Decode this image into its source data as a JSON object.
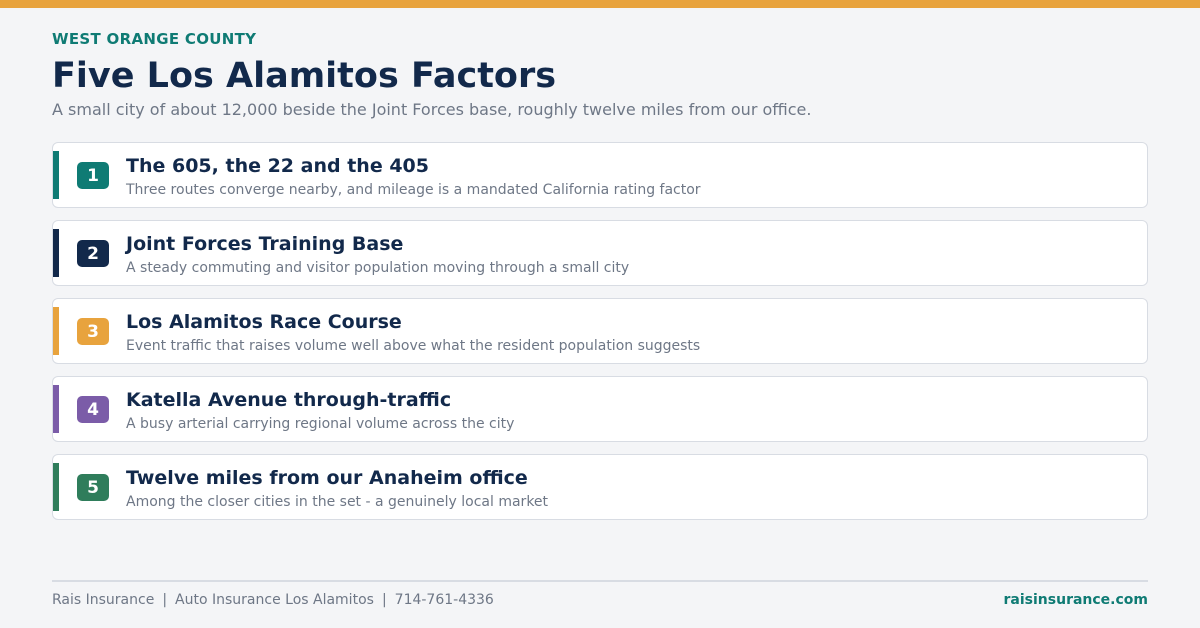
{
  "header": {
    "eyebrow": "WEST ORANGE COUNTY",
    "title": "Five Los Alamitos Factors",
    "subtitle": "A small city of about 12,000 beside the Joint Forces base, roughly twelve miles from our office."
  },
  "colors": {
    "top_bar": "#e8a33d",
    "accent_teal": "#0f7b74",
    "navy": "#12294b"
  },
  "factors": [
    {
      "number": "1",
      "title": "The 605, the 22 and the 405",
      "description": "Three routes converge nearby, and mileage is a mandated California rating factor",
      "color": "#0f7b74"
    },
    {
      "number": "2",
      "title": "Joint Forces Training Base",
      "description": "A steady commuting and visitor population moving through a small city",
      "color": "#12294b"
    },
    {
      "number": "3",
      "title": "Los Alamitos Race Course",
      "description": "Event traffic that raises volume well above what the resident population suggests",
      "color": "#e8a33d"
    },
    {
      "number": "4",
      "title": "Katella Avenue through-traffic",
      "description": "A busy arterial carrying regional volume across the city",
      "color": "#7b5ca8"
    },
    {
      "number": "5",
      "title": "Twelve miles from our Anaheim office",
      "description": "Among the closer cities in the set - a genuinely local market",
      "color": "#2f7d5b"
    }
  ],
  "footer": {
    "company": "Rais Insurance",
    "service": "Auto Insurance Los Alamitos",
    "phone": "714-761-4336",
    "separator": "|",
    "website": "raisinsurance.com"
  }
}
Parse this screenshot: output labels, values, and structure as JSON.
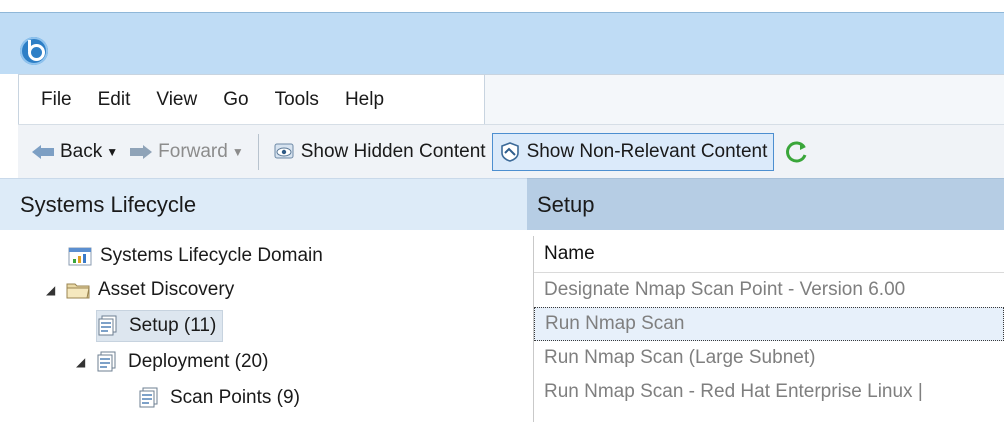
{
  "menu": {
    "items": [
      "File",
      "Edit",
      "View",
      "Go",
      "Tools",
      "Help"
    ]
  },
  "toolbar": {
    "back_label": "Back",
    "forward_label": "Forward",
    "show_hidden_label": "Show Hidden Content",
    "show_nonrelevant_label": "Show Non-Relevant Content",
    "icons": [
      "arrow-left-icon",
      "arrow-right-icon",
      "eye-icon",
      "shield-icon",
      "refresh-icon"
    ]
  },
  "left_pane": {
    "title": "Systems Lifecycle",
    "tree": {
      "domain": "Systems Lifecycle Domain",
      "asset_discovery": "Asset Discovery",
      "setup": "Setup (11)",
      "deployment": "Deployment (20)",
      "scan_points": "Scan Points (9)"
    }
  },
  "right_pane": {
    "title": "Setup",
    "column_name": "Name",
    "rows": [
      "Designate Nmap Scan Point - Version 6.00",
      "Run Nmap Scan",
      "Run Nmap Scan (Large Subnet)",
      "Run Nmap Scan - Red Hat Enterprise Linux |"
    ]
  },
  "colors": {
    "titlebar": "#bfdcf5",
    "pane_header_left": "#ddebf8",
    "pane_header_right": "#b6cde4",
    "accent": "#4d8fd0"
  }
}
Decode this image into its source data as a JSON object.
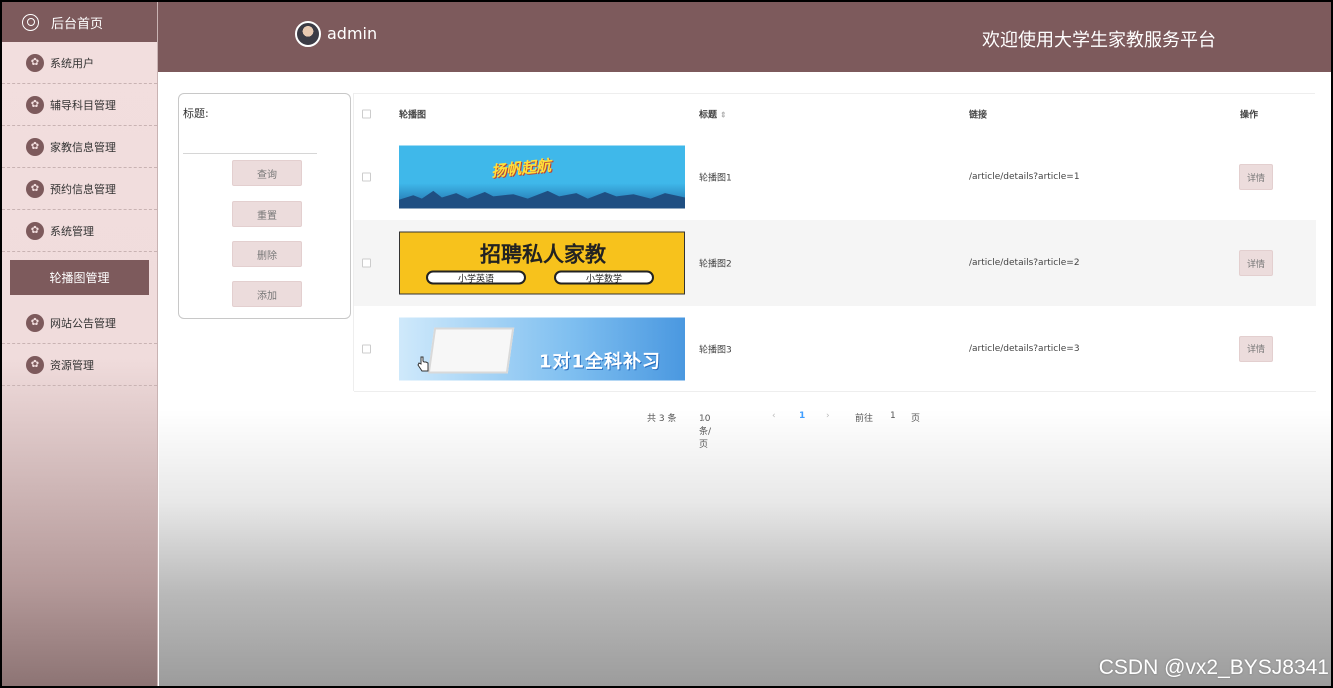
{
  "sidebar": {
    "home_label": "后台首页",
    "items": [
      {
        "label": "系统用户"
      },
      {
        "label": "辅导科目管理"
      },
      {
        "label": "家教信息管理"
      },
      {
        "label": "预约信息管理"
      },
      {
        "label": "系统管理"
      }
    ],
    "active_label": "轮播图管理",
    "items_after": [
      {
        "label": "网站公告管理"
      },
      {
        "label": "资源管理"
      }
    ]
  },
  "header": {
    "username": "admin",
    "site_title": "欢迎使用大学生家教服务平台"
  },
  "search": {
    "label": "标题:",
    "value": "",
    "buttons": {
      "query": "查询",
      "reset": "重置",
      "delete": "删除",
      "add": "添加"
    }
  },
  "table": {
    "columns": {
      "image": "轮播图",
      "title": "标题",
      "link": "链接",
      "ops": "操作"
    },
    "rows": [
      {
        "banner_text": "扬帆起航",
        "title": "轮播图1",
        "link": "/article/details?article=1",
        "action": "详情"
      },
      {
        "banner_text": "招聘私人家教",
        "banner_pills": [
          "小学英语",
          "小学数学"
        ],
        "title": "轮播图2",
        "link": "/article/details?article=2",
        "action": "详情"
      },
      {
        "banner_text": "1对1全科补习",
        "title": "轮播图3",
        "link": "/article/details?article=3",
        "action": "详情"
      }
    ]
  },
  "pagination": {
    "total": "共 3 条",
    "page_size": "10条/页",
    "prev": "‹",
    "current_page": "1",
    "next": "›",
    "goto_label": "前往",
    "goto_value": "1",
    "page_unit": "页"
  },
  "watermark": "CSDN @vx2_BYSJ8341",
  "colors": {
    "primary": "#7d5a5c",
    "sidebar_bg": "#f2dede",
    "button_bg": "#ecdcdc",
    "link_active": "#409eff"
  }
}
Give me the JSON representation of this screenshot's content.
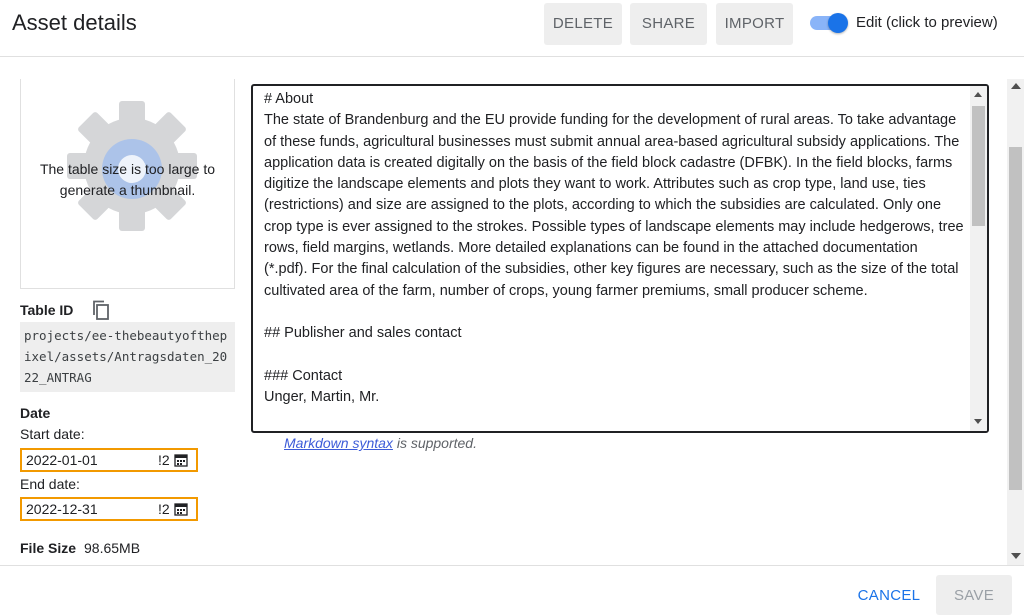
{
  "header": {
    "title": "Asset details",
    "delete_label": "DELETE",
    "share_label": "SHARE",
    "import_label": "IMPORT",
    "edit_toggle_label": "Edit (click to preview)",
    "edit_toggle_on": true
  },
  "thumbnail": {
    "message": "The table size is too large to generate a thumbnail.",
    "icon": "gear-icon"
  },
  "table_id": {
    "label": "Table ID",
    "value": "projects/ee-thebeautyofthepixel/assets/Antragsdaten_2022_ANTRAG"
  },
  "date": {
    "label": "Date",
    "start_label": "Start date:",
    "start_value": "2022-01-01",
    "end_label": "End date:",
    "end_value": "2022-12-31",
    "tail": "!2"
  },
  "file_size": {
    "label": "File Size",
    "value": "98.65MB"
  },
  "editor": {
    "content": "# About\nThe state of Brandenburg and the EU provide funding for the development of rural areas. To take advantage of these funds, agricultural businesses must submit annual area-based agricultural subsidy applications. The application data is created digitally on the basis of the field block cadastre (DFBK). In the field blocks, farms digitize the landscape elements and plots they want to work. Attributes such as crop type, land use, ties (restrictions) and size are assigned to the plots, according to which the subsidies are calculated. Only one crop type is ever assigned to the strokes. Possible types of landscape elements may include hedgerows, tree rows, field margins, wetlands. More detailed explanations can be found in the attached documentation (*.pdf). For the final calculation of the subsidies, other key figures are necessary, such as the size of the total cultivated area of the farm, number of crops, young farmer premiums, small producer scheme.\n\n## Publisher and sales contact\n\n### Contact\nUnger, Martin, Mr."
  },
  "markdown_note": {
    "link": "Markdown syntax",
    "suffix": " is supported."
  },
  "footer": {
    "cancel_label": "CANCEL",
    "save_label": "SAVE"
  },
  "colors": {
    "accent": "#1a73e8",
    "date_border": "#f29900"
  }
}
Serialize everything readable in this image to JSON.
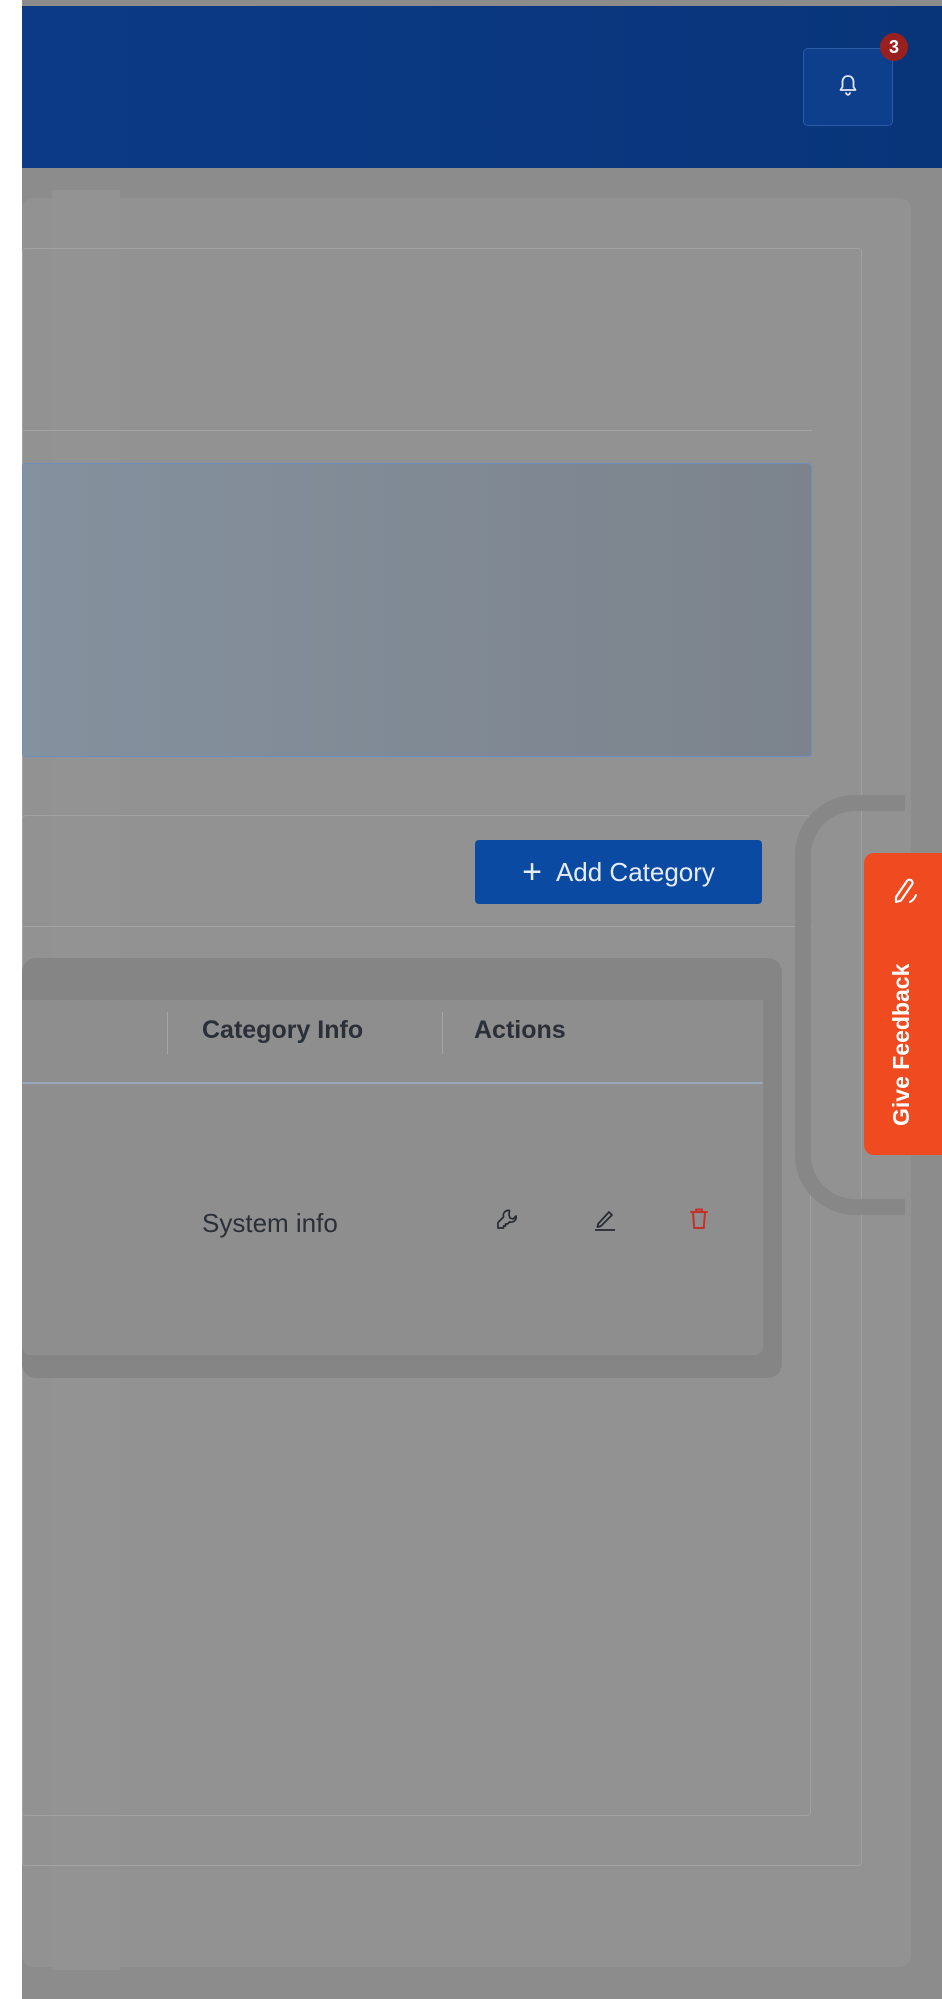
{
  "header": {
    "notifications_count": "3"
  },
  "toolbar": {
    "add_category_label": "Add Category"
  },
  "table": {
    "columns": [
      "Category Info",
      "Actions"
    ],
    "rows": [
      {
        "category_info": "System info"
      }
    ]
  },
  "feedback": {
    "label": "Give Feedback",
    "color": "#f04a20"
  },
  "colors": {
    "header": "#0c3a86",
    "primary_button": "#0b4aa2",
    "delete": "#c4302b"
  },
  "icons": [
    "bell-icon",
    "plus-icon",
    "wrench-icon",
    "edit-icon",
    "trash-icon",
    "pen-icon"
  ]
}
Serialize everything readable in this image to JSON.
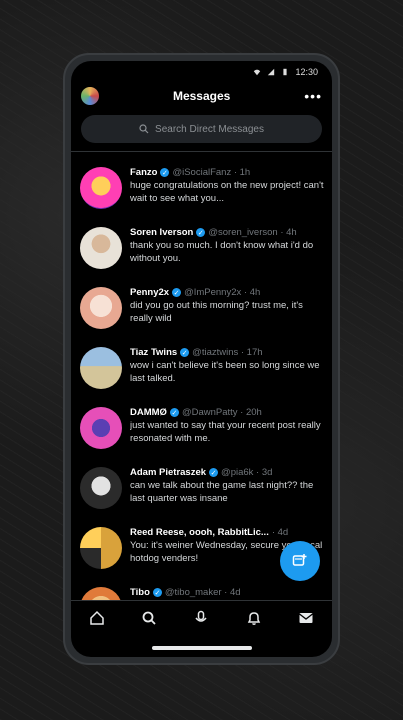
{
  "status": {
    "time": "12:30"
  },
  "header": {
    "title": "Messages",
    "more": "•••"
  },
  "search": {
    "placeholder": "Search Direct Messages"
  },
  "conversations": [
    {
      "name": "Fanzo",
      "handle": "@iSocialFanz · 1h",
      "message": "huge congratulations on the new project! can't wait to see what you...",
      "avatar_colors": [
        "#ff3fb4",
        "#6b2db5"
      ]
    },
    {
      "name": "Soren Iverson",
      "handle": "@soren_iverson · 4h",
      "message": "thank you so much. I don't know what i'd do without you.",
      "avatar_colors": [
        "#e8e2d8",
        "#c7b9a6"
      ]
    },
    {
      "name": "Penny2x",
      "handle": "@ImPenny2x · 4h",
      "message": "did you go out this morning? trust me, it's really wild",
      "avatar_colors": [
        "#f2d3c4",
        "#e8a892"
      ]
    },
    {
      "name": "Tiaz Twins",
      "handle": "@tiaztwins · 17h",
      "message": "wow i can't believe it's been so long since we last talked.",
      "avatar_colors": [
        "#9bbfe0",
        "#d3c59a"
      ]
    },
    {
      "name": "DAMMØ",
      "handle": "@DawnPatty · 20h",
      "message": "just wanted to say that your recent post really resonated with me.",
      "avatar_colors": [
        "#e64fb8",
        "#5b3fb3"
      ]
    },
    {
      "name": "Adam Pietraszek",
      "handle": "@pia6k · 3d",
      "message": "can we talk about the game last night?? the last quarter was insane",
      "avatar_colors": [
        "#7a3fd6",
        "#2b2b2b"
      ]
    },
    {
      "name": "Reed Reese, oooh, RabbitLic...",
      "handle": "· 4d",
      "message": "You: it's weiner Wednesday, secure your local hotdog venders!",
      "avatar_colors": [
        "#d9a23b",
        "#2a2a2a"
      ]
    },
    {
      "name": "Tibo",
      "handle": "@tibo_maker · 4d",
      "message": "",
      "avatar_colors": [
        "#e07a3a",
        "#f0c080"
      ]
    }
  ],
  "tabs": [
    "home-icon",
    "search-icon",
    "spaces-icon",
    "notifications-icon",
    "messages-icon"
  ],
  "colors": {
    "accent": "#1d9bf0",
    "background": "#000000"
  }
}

## EXERCISE BRIEF
Write down only how many lines in the listing contain the word "that".

## COMPLETED TASK
2